§ **To be done**:
Copy every line of the records below that holds the word "color".
--- Begin ---
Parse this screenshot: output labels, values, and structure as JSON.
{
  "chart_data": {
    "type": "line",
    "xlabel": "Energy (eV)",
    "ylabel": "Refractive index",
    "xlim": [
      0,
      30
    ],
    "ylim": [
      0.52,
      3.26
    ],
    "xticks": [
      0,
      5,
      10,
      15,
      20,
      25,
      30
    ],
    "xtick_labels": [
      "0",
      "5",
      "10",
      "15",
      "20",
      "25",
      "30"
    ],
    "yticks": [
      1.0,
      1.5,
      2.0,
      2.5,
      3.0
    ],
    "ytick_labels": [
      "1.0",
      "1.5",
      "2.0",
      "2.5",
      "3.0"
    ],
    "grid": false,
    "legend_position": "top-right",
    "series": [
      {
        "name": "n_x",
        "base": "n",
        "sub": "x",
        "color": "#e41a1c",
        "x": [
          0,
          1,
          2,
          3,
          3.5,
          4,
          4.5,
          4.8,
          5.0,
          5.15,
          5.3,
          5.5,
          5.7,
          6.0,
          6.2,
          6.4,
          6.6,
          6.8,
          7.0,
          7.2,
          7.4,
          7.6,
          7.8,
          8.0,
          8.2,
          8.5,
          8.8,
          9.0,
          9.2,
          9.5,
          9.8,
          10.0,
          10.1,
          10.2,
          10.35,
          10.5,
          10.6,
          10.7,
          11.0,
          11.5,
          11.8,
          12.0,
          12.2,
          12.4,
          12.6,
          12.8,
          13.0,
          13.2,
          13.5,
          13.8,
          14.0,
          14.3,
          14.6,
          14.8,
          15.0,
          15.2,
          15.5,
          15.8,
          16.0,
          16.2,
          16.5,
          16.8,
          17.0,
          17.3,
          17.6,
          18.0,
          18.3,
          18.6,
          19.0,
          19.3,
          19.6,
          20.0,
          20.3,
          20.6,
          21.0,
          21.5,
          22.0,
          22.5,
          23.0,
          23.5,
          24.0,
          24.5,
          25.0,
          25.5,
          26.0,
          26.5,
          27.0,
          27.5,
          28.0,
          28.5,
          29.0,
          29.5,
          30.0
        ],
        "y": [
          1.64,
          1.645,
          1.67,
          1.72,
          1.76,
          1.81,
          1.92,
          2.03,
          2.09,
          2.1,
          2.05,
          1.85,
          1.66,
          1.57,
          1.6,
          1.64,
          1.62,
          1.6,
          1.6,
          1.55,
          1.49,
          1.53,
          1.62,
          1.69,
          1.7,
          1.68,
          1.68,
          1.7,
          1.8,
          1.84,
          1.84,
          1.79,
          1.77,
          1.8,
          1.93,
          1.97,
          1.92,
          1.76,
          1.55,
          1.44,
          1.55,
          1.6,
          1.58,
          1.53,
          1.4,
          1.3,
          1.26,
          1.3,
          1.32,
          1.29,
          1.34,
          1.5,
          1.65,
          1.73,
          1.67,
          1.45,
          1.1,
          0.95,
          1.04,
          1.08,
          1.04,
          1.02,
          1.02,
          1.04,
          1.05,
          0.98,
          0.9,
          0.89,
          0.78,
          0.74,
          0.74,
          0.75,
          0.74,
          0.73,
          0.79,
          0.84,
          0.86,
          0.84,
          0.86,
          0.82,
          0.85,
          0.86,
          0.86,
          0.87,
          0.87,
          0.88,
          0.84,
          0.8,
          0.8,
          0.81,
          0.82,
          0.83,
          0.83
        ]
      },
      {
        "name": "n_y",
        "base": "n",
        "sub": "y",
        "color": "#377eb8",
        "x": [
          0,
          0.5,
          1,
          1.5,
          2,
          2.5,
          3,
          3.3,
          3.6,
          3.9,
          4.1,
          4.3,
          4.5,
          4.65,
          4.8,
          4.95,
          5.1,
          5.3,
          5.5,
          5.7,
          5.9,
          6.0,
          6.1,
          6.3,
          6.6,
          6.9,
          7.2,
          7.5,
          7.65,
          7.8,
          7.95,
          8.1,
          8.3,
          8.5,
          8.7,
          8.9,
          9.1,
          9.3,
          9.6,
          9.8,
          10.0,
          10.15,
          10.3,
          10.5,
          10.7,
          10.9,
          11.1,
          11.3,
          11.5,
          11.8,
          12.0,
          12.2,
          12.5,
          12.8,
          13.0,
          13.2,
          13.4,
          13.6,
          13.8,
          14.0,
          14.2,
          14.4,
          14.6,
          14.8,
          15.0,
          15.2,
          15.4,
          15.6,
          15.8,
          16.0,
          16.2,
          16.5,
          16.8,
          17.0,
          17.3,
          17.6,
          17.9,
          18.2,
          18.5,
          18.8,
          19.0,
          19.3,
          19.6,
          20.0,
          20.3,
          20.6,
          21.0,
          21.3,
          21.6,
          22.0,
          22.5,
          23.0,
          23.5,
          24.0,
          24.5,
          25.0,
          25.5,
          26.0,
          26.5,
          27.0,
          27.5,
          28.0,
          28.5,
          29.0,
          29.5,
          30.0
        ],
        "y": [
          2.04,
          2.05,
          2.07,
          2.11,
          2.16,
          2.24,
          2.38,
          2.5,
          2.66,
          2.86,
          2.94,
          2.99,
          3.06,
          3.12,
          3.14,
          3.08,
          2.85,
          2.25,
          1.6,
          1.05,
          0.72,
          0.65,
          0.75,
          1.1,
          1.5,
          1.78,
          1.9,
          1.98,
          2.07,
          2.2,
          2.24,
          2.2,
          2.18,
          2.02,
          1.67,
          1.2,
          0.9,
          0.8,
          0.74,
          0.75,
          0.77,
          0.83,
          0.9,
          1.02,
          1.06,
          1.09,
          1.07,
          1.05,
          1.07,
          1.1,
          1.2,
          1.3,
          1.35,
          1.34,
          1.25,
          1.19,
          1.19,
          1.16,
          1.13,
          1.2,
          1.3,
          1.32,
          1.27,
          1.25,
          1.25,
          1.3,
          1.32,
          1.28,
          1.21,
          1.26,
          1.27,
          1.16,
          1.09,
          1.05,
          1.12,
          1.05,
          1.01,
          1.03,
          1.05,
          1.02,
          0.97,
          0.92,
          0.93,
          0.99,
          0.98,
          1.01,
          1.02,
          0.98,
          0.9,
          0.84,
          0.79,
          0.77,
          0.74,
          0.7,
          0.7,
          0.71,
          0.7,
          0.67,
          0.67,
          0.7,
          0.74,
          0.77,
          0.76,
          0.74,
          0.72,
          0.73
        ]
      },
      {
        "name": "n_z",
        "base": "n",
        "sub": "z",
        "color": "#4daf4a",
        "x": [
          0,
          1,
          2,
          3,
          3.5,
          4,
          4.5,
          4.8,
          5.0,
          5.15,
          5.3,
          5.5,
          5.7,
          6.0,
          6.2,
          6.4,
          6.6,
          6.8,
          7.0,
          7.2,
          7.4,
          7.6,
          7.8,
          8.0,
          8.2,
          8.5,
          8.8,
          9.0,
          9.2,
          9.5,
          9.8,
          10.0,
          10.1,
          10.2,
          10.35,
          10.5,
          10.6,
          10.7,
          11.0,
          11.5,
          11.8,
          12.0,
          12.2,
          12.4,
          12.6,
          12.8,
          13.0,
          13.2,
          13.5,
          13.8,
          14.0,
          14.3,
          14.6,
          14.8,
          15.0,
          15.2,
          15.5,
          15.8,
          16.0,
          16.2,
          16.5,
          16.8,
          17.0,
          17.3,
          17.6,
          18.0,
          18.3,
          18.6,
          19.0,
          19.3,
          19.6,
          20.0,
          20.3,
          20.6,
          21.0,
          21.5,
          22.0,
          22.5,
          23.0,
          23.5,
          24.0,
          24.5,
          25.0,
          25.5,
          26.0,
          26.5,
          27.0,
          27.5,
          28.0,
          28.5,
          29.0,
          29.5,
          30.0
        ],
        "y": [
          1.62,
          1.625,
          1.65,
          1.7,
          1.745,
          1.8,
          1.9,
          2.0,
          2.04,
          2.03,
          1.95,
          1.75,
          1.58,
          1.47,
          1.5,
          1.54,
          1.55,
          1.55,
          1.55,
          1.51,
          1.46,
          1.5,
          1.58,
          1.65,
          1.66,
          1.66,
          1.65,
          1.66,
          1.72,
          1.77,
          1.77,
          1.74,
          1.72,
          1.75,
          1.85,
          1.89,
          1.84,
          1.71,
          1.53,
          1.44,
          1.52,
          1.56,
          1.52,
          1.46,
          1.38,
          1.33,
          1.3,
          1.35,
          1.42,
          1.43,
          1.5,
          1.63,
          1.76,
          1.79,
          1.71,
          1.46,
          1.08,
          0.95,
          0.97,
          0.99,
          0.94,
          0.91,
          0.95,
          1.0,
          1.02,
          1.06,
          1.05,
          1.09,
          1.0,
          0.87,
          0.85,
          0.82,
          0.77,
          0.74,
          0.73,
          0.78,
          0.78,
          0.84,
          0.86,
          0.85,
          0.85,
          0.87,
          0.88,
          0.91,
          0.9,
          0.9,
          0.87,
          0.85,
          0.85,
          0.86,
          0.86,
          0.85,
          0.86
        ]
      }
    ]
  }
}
--- End ---
§ **Result of the task**:
        "color": "#e41a1c",
        "color": "#377eb8",
        "color": "#4daf4a",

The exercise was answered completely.